[Problem description]:
Copy each line below exactly and leave the pictures out.

A run of records
>> BEGIN
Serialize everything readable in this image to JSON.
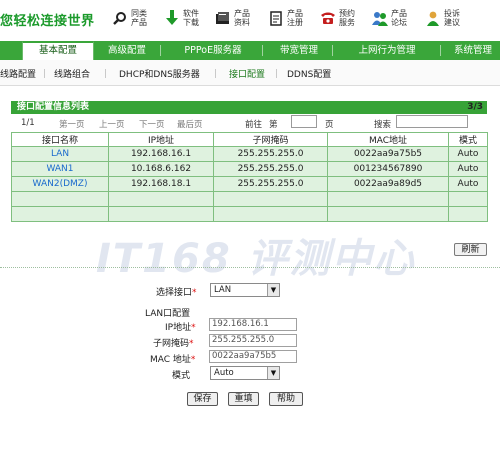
{
  "brand": {
    "logo_text": "您轻松连接世界"
  },
  "top_links": [
    {
      "label": "同类产品",
      "icon": "magnifier-icon"
    },
    {
      "label": "软件下载",
      "icon": "download-arrow-icon"
    },
    {
      "label": "产品资料",
      "icon": "document-stack-icon"
    },
    {
      "label": "产品注册",
      "icon": "register-document-icon"
    },
    {
      "label": "预约服务",
      "icon": "telephone-icon"
    },
    {
      "label": "产品论坛",
      "icon": "forum-people-icon"
    },
    {
      "label": "投诉建议",
      "icon": "complaint-person-icon"
    }
  ],
  "tabs": [
    {
      "label": "基本配置",
      "active": true
    },
    {
      "label": "高级配置"
    },
    {
      "label": "PPPoE服务器"
    },
    {
      "label": "带宽管理"
    },
    {
      "label": "上网行为管理"
    },
    {
      "label": "系统管理"
    }
  ],
  "subnav": [
    {
      "label": "线路配置"
    },
    {
      "label": "线路组合"
    },
    {
      "label": "DHCP和DNS服务器"
    },
    {
      "label": "接口配置",
      "active": true
    },
    {
      "label": "DDNS配置"
    }
  ],
  "list": {
    "title": "接口配置信息列表",
    "count": "3/3",
    "page": "1/1",
    "first": "第一页",
    "prev": "上一页",
    "next": "下一页",
    "last": "最后页",
    "goto_prefix": "前往",
    "goto_di": "第",
    "goto_suffix": "页",
    "goto_value": "",
    "search_label": "搜索",
    "search_value": "",
    "columns": [
      "接口名称",
      "IP地址",
      "子网掩码",
      "MAC地址",
      "模式"
    ],
    "rows": [
      [
        "LAN",
        "192.168.16.1",
        "255.255.255.0",
        "0022aa9a75b5",
        "Auto"
      ],
      [
        "WAN1",
        "10.168.6.162",
        "255.255.255.0",
        "001234567890",
        "Auto"
      ],
      [
        "WAN2(DMZ)",
        "192.168.18.1",
        "255.255.255.0",
        "0022aa9a89d5",
        "Auto"
      ],
      [
        "",
        "",
        "",
        "",
        ""
      ],
      [
        "",
        "",
        "",
        "",
        ""
      ]
    ]
  },
  "refresh_label": "刷新",
  "watermark": "IT168 评测中心",
  "form": {
    "select_iface_label": "选择接口",
    "select_iface_value": "LAN",
    "section_title": "LAN口配置",
    "ip_label": "IP地址",
    "ip_value": "192.168.16.1",
    "mask_label": "子网掩码",
    "mask_value": "255.255.255.0",
    "mac_label": "MAC 地址",
    "mac_value": "0022aa9a75b5",
    "mode_label": "模式",
    "mode_value": "Auto",
    "required_mark": "*"
  },
  "buttons": {
    "save": "保存",
    "reset": "重填",
    "help": "帮助"
  },
  "colors": {
    "accent_green": "#3aa63a",
    "link_blue": "#1a6acd",
    "required_red": "#d11111"
  }
}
>> END
[Answer to the problem]:
Serialize everything readable in this image to JSON.
{
  "brand": {
    "logo_text": "您轻松连接世界"
  },
  "top_links": [
    {
      "label": "同类产品",
      "icon": "magnifier-icon"
    },
    {
      "label": "软件下载",
      "icon": "download-arrow-icon"
    },
    {
      "label": "产品资料",
      "icon": "document-stack-icon"
    },
    {
      "label": "产品注册",
      "icon": "register-document-icon"
    },
    {
      "label": "预约服务",
      "icon": "telephone-icon"
    },
    {
      "label": "产品论坛",
      "icon": "forum-people-icon"
    },
    {
      "label": "投诉建议",
      "icon": "complaint-person-icon"
    }
  ],
  "tabs": [
    {
      "label": "基本配置",
      "active": true
    },
    {
      "label": "高级配置"
    },
    {
      "label": "PPPoE服务器"
    },
    {
      "label": "带宽管理"
    },
    {
      "label": "上网行为管理"
    },
    {
      "label": "系统管理"
    }
  ],
  "subnav": [
    {
      "label": "线路配置"
    },
    {
      "label": "线路组合"
    },
    {
      "label": "DHCP和DNS服务器"
    },
    {
      "label": "接口配置",
      "active": true
    },
    {
      "label": "DDNS配置"
    }
  ],
  "list": {
    "title": "接口配置信息列表",
    "count": "3/3",
    "page": "1/1",
    "first": "第一页",
    "prev": "上一页",
    "next": "下一页",
    "last": "最后页",
    "goto_prefix": "前往",
    "goto_di": "第",
    "goto_suffix": "页",
    "goto_value": "",
    "search_label": "搜索",
    "search_value": "",
    "columns": [
      "接口名称",
      "IP地址",
      "子网掩码",
      "MAC地址",
      "模式"
    ],
    "rows": [
      [
        "LAN",
        "192.168.16.1",
        "255.255.255.0",
        "0022aa9a75b5",
        "Auto"
      ],
      [
        "WAN1",
        "10.168.6.162",
        "255.255.255.0",
        "001234567890",
        "Auto"
      ],
      [
        "WAN2(DMZ)",
        "192.168.18.1",
        "255.255.255.0",
        "0022aa9a89d5",
        "Auto"
      ],
      [
        "",
        "",
        "",
        "",
        ""
      ],
      [
        "",
        "",
        "",
        "",
        ""
      ]
    ]
  },
  "refresh_label": "刷新",
  "watermark": "IT168 评测中心",
  "form": {
    "select_iface_label": "选择接口",
    "select_iface_value": "LAN",
    "section_title": "LAN口配置",
    "ip_label": "IP地址",
    "ip_value": "192.168.16.1",
    "mask_label": "子网掩码",
    "mask_value": "255.255.255.0",
    "mac_label": "MAC 地址",
    "mac_value": "0022aa9a75b5",
    "mode_label": "模式",
    "mode_value": "Auto",
    "required_mark": "*"
  },
  "buttons": {
    "save": "保存",
    "reset": "重填",
    "help": "帮助"
  },
  "colors": {
    "accent_green": "#3aa63a",
    "link_blue": "#1a6acd",
    "required_red": "#d11111"
  }
}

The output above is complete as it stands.